## TASK TO COMPLETE
A line counts if it contains the string "platform"; say how many such lines there are, giving only the number.

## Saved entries
[start]

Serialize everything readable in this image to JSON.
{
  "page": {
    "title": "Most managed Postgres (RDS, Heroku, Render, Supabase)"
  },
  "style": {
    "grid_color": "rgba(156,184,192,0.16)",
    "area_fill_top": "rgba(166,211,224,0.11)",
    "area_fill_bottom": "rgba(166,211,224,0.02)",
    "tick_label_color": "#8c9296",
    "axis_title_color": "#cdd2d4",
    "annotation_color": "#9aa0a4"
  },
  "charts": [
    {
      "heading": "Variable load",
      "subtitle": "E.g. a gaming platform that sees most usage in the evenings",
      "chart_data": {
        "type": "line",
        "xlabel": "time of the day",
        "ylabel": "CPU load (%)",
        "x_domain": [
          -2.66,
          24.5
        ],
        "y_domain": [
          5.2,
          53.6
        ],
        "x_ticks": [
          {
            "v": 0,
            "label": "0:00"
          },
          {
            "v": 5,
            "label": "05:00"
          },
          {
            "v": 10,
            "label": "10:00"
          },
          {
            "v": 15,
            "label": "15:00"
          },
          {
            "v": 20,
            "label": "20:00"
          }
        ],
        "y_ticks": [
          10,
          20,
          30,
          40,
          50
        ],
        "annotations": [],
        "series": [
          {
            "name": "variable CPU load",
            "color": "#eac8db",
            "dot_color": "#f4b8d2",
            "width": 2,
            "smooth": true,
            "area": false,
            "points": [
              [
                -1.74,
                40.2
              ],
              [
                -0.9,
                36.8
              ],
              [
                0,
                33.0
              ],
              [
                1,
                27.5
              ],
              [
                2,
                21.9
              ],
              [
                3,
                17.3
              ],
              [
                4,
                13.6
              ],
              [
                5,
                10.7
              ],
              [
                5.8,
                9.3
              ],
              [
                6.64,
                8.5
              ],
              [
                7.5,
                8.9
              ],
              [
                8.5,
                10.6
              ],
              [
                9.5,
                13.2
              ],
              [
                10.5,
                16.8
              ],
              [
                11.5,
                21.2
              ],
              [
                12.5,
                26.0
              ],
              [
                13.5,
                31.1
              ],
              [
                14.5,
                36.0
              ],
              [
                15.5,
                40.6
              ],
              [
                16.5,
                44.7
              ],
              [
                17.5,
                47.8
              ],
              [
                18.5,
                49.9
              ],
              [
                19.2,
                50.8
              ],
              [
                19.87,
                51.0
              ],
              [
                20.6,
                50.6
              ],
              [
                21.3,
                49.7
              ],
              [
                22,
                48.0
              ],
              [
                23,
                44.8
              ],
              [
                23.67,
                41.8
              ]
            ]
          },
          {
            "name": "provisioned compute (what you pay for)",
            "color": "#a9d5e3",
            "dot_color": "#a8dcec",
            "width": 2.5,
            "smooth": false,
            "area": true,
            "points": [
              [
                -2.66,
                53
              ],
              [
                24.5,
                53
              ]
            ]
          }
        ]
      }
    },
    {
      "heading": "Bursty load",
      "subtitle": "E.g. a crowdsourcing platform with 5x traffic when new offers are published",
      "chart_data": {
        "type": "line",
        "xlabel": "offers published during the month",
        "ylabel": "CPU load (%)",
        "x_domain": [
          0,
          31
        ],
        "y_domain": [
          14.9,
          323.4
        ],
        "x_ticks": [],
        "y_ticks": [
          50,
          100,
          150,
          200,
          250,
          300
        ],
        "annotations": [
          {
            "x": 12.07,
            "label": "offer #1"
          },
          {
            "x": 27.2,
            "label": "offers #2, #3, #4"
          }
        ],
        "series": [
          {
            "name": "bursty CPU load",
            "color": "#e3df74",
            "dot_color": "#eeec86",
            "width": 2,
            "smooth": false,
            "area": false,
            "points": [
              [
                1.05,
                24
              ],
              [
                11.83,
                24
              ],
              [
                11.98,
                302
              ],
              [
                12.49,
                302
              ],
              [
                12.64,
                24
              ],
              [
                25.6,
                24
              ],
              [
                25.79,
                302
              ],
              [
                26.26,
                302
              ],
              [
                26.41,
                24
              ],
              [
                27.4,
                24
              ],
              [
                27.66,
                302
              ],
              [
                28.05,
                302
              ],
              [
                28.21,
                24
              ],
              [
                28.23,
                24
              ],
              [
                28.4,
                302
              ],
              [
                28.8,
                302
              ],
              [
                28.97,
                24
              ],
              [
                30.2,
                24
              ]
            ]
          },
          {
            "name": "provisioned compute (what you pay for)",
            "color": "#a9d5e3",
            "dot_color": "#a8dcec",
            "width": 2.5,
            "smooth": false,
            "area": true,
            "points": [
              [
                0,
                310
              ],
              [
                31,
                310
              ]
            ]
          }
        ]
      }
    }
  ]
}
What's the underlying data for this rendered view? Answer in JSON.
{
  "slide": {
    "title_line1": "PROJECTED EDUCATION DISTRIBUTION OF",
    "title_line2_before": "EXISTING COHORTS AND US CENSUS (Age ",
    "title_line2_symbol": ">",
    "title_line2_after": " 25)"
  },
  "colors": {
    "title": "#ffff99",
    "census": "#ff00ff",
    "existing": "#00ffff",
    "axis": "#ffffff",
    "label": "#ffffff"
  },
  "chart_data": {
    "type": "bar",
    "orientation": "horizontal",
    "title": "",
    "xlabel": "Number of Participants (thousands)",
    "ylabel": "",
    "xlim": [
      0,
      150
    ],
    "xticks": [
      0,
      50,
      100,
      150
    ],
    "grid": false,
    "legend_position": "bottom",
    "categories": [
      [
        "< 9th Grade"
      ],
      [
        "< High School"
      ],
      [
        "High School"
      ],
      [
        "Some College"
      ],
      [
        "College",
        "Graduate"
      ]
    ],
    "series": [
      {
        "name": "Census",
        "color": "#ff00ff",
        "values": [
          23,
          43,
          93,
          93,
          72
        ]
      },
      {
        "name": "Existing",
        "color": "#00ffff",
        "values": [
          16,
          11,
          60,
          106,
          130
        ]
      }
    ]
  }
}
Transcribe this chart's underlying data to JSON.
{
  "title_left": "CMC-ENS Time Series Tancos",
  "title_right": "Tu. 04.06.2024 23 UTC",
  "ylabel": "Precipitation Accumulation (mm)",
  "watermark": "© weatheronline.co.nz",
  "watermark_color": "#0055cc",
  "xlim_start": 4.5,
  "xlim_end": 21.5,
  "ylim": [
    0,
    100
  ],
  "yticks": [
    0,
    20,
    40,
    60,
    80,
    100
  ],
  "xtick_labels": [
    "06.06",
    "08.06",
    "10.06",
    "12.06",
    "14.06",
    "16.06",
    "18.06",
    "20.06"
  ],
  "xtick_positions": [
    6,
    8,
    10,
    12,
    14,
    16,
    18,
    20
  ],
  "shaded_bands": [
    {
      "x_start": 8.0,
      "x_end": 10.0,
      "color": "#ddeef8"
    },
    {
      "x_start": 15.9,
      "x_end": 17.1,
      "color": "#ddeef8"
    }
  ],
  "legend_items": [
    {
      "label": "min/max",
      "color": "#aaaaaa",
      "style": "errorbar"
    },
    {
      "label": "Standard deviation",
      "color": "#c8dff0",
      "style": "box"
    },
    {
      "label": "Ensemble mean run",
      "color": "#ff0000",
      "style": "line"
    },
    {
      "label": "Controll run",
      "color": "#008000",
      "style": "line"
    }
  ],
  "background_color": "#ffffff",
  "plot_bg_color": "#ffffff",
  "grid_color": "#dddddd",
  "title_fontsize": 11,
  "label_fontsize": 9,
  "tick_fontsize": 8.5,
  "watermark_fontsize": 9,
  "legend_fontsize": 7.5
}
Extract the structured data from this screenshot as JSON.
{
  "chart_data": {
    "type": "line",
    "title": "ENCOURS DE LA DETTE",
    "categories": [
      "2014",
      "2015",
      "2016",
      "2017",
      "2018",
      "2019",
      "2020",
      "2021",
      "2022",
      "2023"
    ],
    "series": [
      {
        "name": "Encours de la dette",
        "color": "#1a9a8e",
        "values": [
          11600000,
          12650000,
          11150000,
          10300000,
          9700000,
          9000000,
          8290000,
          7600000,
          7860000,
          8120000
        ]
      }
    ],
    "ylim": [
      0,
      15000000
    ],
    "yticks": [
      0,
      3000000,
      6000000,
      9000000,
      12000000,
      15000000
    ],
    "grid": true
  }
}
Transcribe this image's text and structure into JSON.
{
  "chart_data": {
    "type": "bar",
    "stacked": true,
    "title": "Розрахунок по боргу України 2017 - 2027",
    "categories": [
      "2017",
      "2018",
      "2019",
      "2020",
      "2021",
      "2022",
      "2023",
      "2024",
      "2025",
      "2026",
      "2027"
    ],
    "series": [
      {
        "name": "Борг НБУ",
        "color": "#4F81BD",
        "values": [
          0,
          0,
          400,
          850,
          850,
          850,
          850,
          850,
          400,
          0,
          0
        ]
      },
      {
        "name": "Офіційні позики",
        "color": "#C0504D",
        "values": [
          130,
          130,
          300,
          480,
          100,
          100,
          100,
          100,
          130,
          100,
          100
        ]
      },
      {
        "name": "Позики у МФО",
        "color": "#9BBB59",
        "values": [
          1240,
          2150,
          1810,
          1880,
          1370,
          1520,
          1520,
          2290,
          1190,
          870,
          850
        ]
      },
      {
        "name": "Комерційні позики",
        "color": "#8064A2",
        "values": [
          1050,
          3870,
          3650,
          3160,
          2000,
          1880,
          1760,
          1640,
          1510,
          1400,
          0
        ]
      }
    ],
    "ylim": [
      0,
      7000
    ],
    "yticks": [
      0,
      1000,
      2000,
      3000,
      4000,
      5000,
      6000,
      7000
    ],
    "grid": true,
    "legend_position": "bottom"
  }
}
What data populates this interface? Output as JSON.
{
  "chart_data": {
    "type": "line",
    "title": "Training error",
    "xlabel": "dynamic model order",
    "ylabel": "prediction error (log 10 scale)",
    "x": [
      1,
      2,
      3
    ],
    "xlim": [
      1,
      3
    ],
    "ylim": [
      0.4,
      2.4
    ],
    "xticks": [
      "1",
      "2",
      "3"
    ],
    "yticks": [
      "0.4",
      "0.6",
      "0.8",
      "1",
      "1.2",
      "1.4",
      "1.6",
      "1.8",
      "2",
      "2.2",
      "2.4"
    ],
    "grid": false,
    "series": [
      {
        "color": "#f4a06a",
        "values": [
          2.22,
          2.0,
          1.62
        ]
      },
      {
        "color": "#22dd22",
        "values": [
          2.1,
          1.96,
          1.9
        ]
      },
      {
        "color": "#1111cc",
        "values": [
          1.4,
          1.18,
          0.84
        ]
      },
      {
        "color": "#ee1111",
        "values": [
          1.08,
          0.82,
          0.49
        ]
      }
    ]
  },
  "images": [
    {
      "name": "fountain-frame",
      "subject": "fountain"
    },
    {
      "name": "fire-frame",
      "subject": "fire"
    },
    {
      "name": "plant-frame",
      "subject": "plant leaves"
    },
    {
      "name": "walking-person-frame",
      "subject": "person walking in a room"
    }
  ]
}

[end]

## COMPLETED TASK
2